<<<<

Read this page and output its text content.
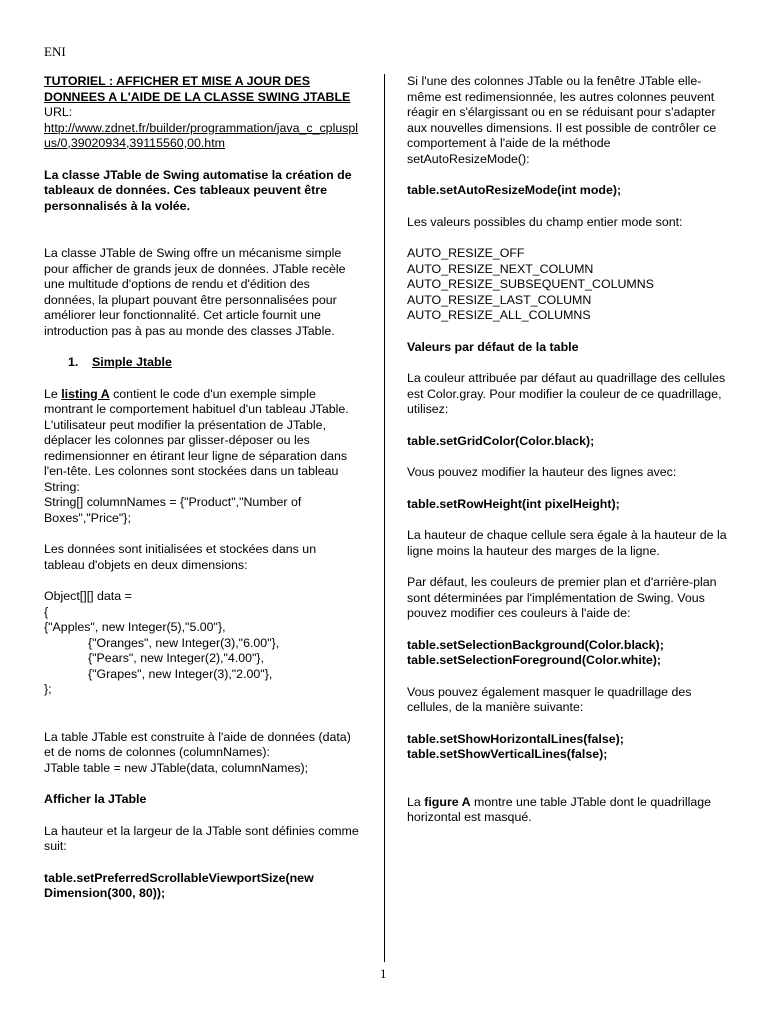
ENI

TUTORIEL : AFFICHER ET MISE A JOUR DES DONNEES A L'AIDE DE LA CLASSE SWING JTABLE

URL:

http://www.zdnet.fr/builder/programmation/java_c_cplusplus/0,39020934,39115560,00.htm

La classe JTable de Swing automatise la création de tableaux de données. Ces tableaux peuvent être personnalisés à la volée.

La classe JTable de Swing offre un mécanisme simple pour afficher de grands jeux de données. JTable recèle une multitude d'options de rendu et d'édition des données, la plupart pouvant être personnalisées pour améliorer leur fonctionnalité. Cet article fournit une introduction pas à pas au monde des classes JTable.

1. Simple Jtable

Le listing A contient le code d'un exemple simple montrant le comportement habituel d'un tableau JTable. L'utilisateur peut modifier la présentation de JTable, déplacer les colonnes par glisser-déposer ou les redimensionner en étirant leur ligne de séparation dans l'en-tête. Les colonnes sont stockées dans un tableau String:
String[] columnNames = {"Product","Number of Boxes","Price"};

Les données sont initialisées et stockées dans un tableau d'objets en deux dimensions:

Object[][] data =
{
{"Apples", new Integer(5),"5.00"},
{"Oranges", new Integer(3),"6.00"},
{"Pears", new Integer(2),"4.00"},
{"Grapes", new Integer(3),"2.00"},
};

La table JTable est construite à l'aide de données (data) et de noms de colonnes (columnNames):
JTable table = new JTable(data, columnNames);

Afficher la JTable

La hauteur et la largeur de la JTable sont définies comme suit:

table.setPreferredScrollableViewportSize(new Dimension(300, 80));

Si l'une des colonnes JTable ou la fenêtre JTable elle-même est redimensionnée, les autres colonnes peuvent réagir en s'élargissant ou en se réduisant pour s'adapter aux nouvelles dimensions. Il est possible de contrôler ce comportement à l'aide de la méthode setAutoResizeMode():

table.setAutoResizeMode(int mode);

Les valeurs possibles du champ entier mode sont:

AUTO_RESIZE_OFF
AUTO_RESIZE_NEXT_COLUMN
AUTO_RESIZE_SUBSEQUENT_COLUMNS
AUTO_RESIZE_LAST_COLUMN
AUTO_RESIZE_ALL_COLUMNS

Valeurs par défaut de la table

La couleur attribuée par défaut au quadrillage des cellules est Color.gray. Pour modifier la couleur de ce quadrillage, utilisez:

table.setGridColor(Color.black);

Vous pouvez modifier la hauteur des lignes avec:

table.setRowHeight(int pixelHeight);

La hauteur de chaque cellule sera égale à la hauteur de la ligne moins la hauteur des marges de la ligne.

Par défaut, les couleurs de premier plan et d'arrière-plan sont déterminées par l'implémentation de Swing. Vous pouvez modifier ces couleurs à l'aide de:

table.setSelectionBackground(Color.black);

table.setSelectionForeground(Color.white);

Vous pouvez également masquer le quadrillage des cellules, de la manière suivante:

table.setShowHorizontalLines(false);

table.setShowVerticalLines(false);

La figure A montre une table JTable dont le quadrillage horizontal est masqué.

1
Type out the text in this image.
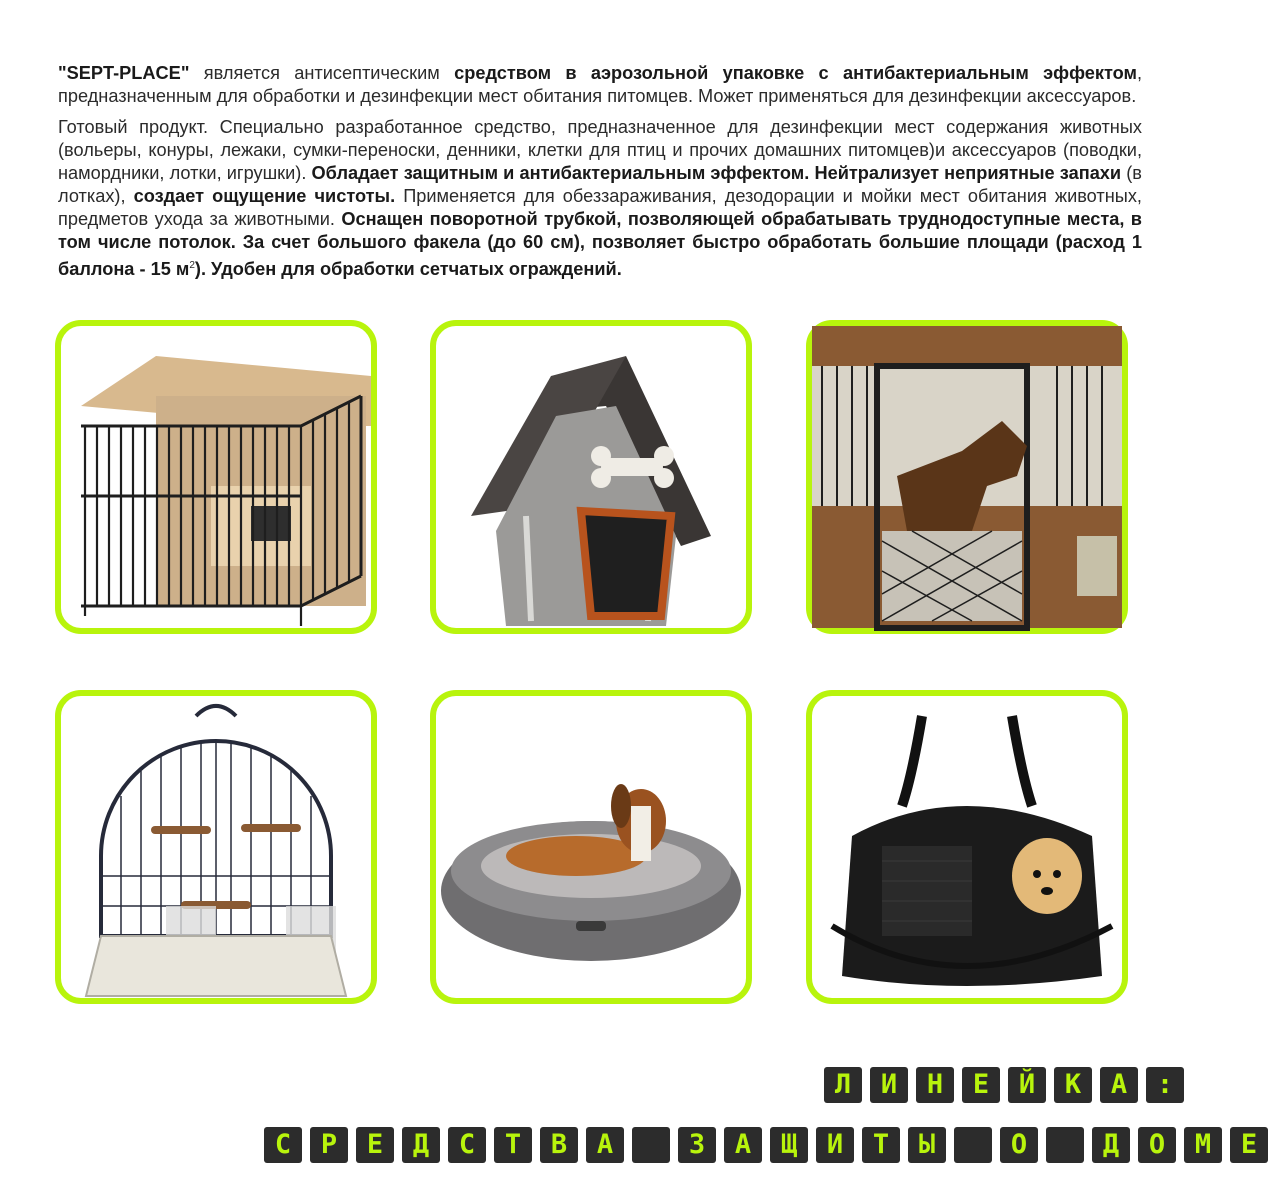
"SEPT-PLACE" является антисептическим средством в аэрозольной упаковке с антибактериальным эффектом, предназначенным для обработки и дезинфекции мест обитания питомцев. Может применяться для дезинфекции аксессуаров.

Готовый продукт. Специально разработанное средство, предназначенное для дезинфекции мест содержания животных (вольеры, конуры, лежаки, сумки-переноски, денники, клетки для птиц и прочих домашних питомцев)и аксессуаров (поводки, намордники, лотки, игрушки). Обладает защитным и антибактериальным эффектом. Нейтрализует неприятные запахи (в лотках), создает ощущение чистоты. Применяется для обеззараживания, дезодорации и мойки мест обитания животных, предметов ухода за животными. Оснащен поворотной трубкой, позволяющей обрабатывать труднодоступные места, в том числе потолок. За счет большого факела (до 60 см), позволяет быстро обработать большие площади (расход 1 баллона - 15 $м^2$). Удобен для обработки сетчатых ограждений.

Л	И	Н	Е	Й	К	А	:
С	Р	Е	Д	С	Т	В	А	З	А	Щ	И	Т	Ы	О	Д	О	М	Е
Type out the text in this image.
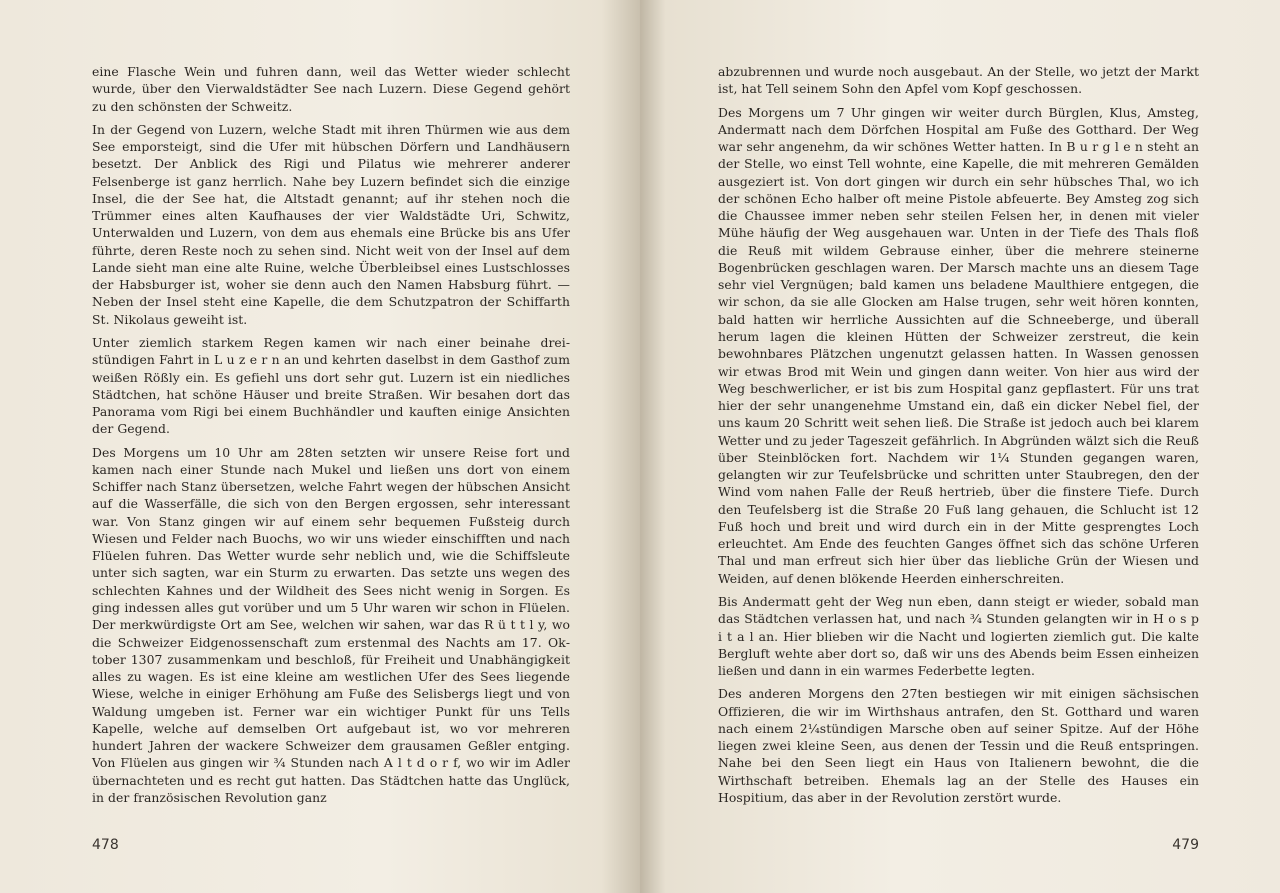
eine Flasche Wein und fuhren dann, weil das Wetter wieder schlecht wurde, über den Vierwaldstädter See nach Luzern. Diese Gegend gehört zu den schönsten der Schweitz.

In der Gegend von Luzern, welche Stadt mit ihren Thürmen wie aus dem See emporsteigt, sind die Ufer mit hübschen Dörfern und Landhäusern besetzt. Der Anblick des Rigi und Pilatus wie mehrerer anderer Felsenberge ist ganz herrlich. Nahe bey Luzern befindet sich die einzige Insel, die der See hat, die Altstadt genannt; auf ihr stehen noch die Trümmer eines alten Kaufhauses der vier Waldstädte Uri, Schwitz, Unterwalden und Luzern, von dem aus ehemals eine Brücke bis ans Ufer führte, deren Reste noch zu sehen sind. Nicht weit von der Insel auf dem Lande sieht man eine alte Ruine, welche Überbleibsel eines Lustschlosses der Habsburger ist, woher sie denn auch den Namen Habsburg führt. — Neben der Insel steht eine Kapelle, die dem Schutzpatron der Schiffarth St. Nikolaus geweiht ist.

Unter ziemlich starkem Regen kamen wir nach einer beinahe dreistündigen Fahrt in L u z e r n an und kehrten daselbst in dem Gasthof zum weißen Rößly ein. Es gefiehl uns dort sehr gut. Luzern ist ein niedliches Städtchen, hat schöne Häuser und breite Straßen. Wir besahen dort das Panorama vom Rigi bei einem Buchhändler und kauften einige Ansichten der Gegend.

Des Morgens um 10 Uhr am 28ten setzten wir unsere Reise fort und kamen nach einer Stunde nach Mukel und ließen uns dort von einem Schiffer nach Stanz übersetzen, welche Fahrt wegen der hübschen Ansicht auf die Wasserfälle, die sich von den Bergen ergossen, sehr interessant war. Von Stanz gingen wir auf einem sehr bequemen Fußsteig durch Wiesen und Felder nach Buochs, wo wir uns wieder einschifften und nach Flüelen fuhren. Das Wetter wurde sehr neblich und, wie die Schiffsleute unter sich sagten, war ein Sturm zu erwarten. Das setzte uns wegen des schlechten Kahnes und der Wildheit des Sees nicht wenig in Sorgen. Es ging indessen alles gut vorüber und um 5 Uhr waren wir schon in Flüelen. Der merkwürdigste Ort am See, welchen wir sahen, war das R ü t t l y, wo die Schweizer Eidgenossenschaft zum erstenmal des Nachts am 17. Oktober 1307 zusammenkam und beschloß, für Freiheit und Unabhängigkeit alles zu wagen. Es ist eine kleine am westlichen Ufer des Sees liegende Wiese, welche in einiger Erhöhung am Fuße des Selisbergs liegt und von Waldung umgeben ist. Ferner war ein wichtiger Punkt für uns Tells Kapelle, welche auf demselben Ort aufgebaut ist, wo vor mehreren hundert Jahren der wackere Schweizer dem grausamen Geßler entging. Von Flüelen aus gingen wir ¾ Stunden nach A l t d o r f, wo wir im Adler übernachteten und es recht gut hatten. Das Städtchen hatte das Unglück, in der französischen Revolution ganz

478

abzubrennen und wurde noch ausgebaut. An der Stelle, wo jetzt der Markt ist, hat Tell seinem Sohn den Apfel vom Kopf geschossen.

Des Morgens um 7 Uhr gingen wir weiter durch Bürglen, Klus, Amsteg, Andermatt nach dem Dörfchen Hospital am Fuße des Gotthard. Der Weg war sehr angenehm, da wir schönes Wetter hatten. In B u r g l e n steht an der Stelle, wo einst Tell wohnte, eine Kapelle, die mit mehreren Gemälden ausgeziert ist. Von dort gingen wir durch ein sehr hübsches Thal, wo ich der schönen Echo halber oft meine Pistole abfeuerte. Bey Amsteg zog sich die Chaussee immer neben sehr steilen Felsen her, in denen mit vieler Mühe häufig der Weg ausgehauen war. Unten in der Tiefe des Thals floß die Reuß mit wildem Gebrause einher, über die mehrere steinerne Bogenbrücken geschlagen waren. Der Marsch machte uns an diesem Tage sehr viel Vergnügen; bald kamen uns beladene Maulthiere entgegen, die wir schon, da sie alle Glocken am Halse trugen, sehr weit hören konnten, bald hatten wir herrliche Aussichten auf die Schneeberge, und überall herum lagen die kleinen Hütten der Schweizer zerstreut, die kein bewohnbares Plätzchen ungenutzt gelassen hatten. In Wassen genossen wir etwas Brod mit Wein und gingen dann weiter. Von hier aus wird der Weg beschwerlicher, er ist bis zum Hospital ganz gepflastert. Für uns trat hier der sehr unangenehme Umstand ein, daß ein dicker Nebel fiel, der uns kaum 20 Schritt weit sehen ließ. Die Straße ist jedoch auch bei klarem Wetter und zu jeder Tageszeit gefährlich. In Abgründen wälzt sich die Reuß über Steinblöcken fort. Nachdem wir 1¼ Stunden gegangen waren, gelangten wir zur Teufelsbrücke und schritten unter Staubregen, den der Wind vom nahen Falle der Reuß hertrieb, über die finstere Tiefe. Durch den Teufelsberg ist die Straße 20 Fuß lang gehauen, die Schlucht ist 12 Fuß hoch und breit und wird durch ein in der Mitte gesprengtes Loch erleuchtet. Am Ende des feuchten Ganges öffnet sich das schöne Urferen Thal und man erfreut sich hier über das liebliche Grün der Wiesen und Weiden, auf denen blökende Heerden einherschreiten.

Bis Andermatt geht der Weg nun eben, dann steigt er wieder, sobald man das Städtchen verlassen hat, und nach ¾ Stunden gelangten wir in H o s p i t a l an. Hier blieben wir die Nacht und logierten ziemlich gut. Die kalte Bergluft wehte aber dort so, daß wir uns des Abends beim Essen einheizen ließen und dann in ein warmes Federbette legten.

Des anderen Morgens den 27ten bestiegen wir mit einigen sächsischen Offizieren, die wir im Wirthshaus antrafen, den St. Gotthard und waren nach einem 2¼stündigen Marsche oben auf seiner Spitze. Auf der Höhe liegen zwei kleine Seen, aus denen der Tessin und die Reuß entspringen. Nahe bei den Seen liegt ein Haus von Italienern bewohnt, die die Wirthschaft betreiben. Ehemals lag an der Stelle des Hauses ein Hospitium, das aber in der Revolution zerstört wurde.

479
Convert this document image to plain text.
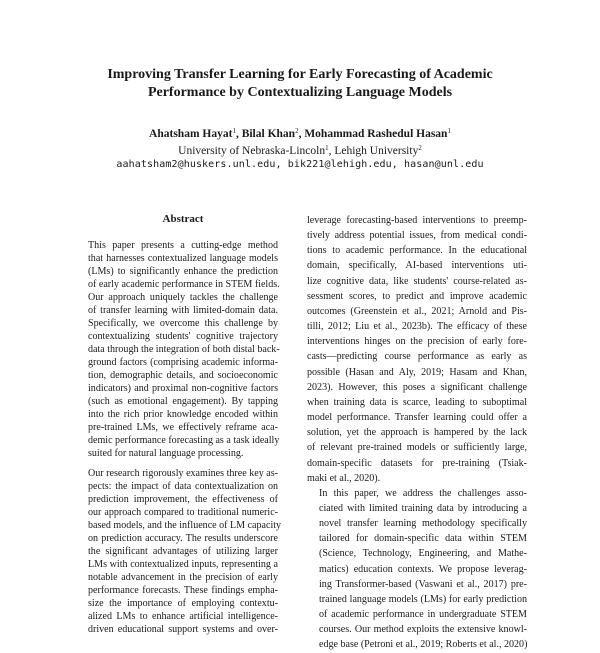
Improving Transfer Learning for Early Forecasting of Academic
Performance by Contextualizing Language Models
Ahatsham Hayat$^1$, Bilal Khan$^2$, Mohammad Rashedul Hasan$^1$
University of Nebraska-Lincoln$^1$, Lehigh University$^2$
aahatsham2@huskers.unl.edu, bik221@lehigh.edu, hasan@unl.edu
Abstract

This paper presents a cutting-edge method
that harnesses contextualized language models
(LMs) to significantly enhance the prediction
of early academic performance in STEM fields.
Our approach uniquely tackles the challenge
of transfer learning with limited-domain data.
Specifically, we overcome this challenge by
contextualizing students' cognitive trajectory
data through the integration of both distal back-
ground factors (comprising academic informa-
tion, demographic details, and socioeconomic
indicators) and proximal non-cognitive factors
(such as emotional engagement). By tapping
into the rich prior knowledge encoded within
pre-trained LMs, we effectively reframe aca-
demic performance forecasting as a task ideally
suited for natural language processing.

Our research rigorously examines three key as-
pects: the impact of data contextualization on
prediction improvement, the effectiveness of
our approach compared to traditional numeric-
based models, and the influence of LM capacity
on prediction accuracy. The results underscore
the significant advantages of utilizing larger
LMs with contextualized inputs, representing a
notable advancement in the precision of early
performance forecasts. These findings empha-
size the importance of employing contextu-
alized LMs to enhance artificial intelligence-
driven educational support systems and over-

leverage forecasting-based interventions to preemp-
tively address potential issues, from medical condi-
tions to academic performance. In the educational
domain, specifically, AI-based interventions uti-
lize cognitive data, like students' course-related as-
sessment scores, to predict and improve academic
outcomes (Greenstein et al., 2021; Arnold and Pis-
tilli, 2012; Liu et al., 2023b). The efficacy of these
interventions hinges on the precision of early fore-
casts—predicting course performance as early as
possible (Hasan and Aly, 2019; Hasam and Khan,
2023). However, this poses a significant challenge
when training data is scarce, leading to suboptimal
model performance. Transfer learning could offer a
solution, yet the approach is hampered by the lack
of relevant pre-trained models or sufficiently large,
domain-specific datasets for pre-training (Tsiak-
maki et al., 2020).

In this paper, we address the challenges asso-
ciated with limited training data by introducing a
novel transfer learning methodology specifically
tailored for domain-specific data within STEM
(Science, Technology, Engineering, and Mathe-
matics) education contexts. We propose leverag-
ing Transformer-based (Vaswani et al., 2017) pre-
trained language models (LMs) for early prediction
of academic performance in undergraduate STEM
courses. Our method exploits the extensive knowl-
edge base (Petroni et al., 2019; Roberts et al., 2020)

>>>>

- **Problem description**
Gather up the lines that contain the word "black".

- **Complete response**
table.setGridColor(Color.black);
table.setSelectionBackground(Color.black);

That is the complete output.